● READING PASSAGE:

⁂

That transistor has 0.7nC of gate charge that has to be switched. To transfer that amount of charge in 10ns requires 70mA of drive current.
Hmm. So there doesn't seem much point in using the MOSFET if I need 70mA to drive it so I can sink 100mA to light up my LED. I guess I can understand that the 100mA could be continous, were the 70mA would only be needed for for the 10ns during switching.
I looked at a few MOSFET driver chips, but I didn't find a fast one that could run on a 3.3v supply, which probably makes sense given the properties of typical MOSFETs.
So I'm thinking now of just using a bunch of digital buffer gates hooked up parallel, each with their own current limiting resistor on it. The
74AC125 apparently can be run at 10 MHz, and by using all four gate I should be able to get my 100 mA. And I can power it with 3.3v. The data sheet does not specify the rise and fall times, just the propagation delay.
Depends a lot on how far the signal has to go. Chances are you will have to add a high frequency amp to the detector (see Electronic Design Welcome for an example).

⁂

● INFORMATION SHOWN:
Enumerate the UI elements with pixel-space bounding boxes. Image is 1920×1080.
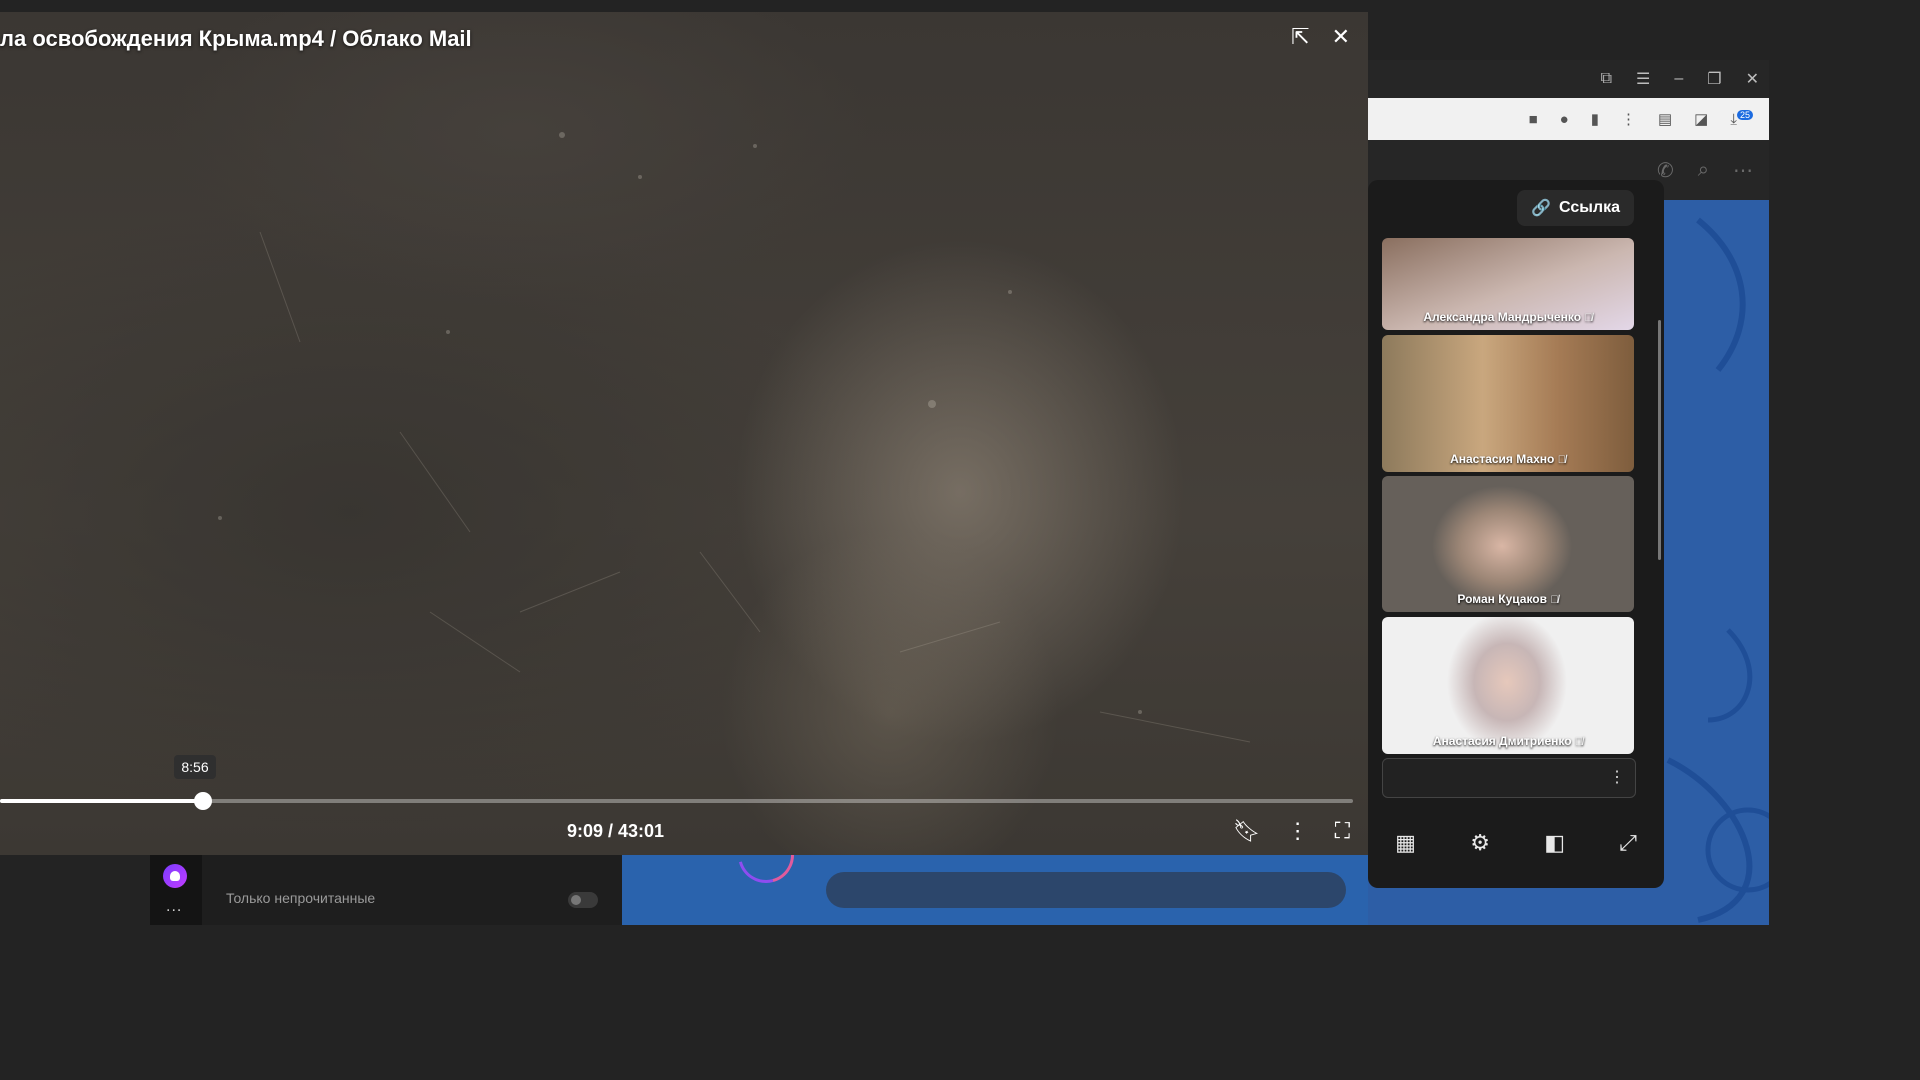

⁂

● WORK INSTRUCTIONS:
1. In the MOSFET forum thread, how much gate charge does the transistor have?
2. Reproduce the portion of the MOSFET forum thread starting with "I looked at" and going on through "for an example).", substituting "74HC125" for "74AC125".
3. Extend the MOSFET forum thread past its final sentence.

● SOLVED TASKS:
1. 0.7nC

2.
I looked at a few MOSFET driver chips, but I didn't find a fast one that could run on a 3.3v supply, which probably makes sense given the properties of typical MOSFETs.
So I'm thinking now of just using a bunch of digital buffer gates hooked up parallel, each with their own current limiting resistor on it. The
74HC125 apparently can be run at 10 MHz, and by using all four gate I should be able to get my 100 mA. And I can power it with 3.3v. The data sheet does not specify the rise and fall times, just the propagation delay.
Depends a lot on how far the signal has to go. Chances are you will have to add a high frequency amp to the detector (see Electronic Design Welcome for an example).

3.
That was an excellent link! Thanks very much. The part they use in that circuit is available from Digikey, and is in a reasonable package too. The only downside is that I can't run it with a +3.3v supply. So I looked around on the web, and there are lots of articles on photodiode amplifiers, although the other examples aren't designed for 10MHz. Then I saw there are several entire books on photodiode amplifiers. (sigh) What I'm really interested in is doing the FPGA code, not the analog electronics. Oh well.
Thanks again for your help, I think you've improved my chances for success dramatically.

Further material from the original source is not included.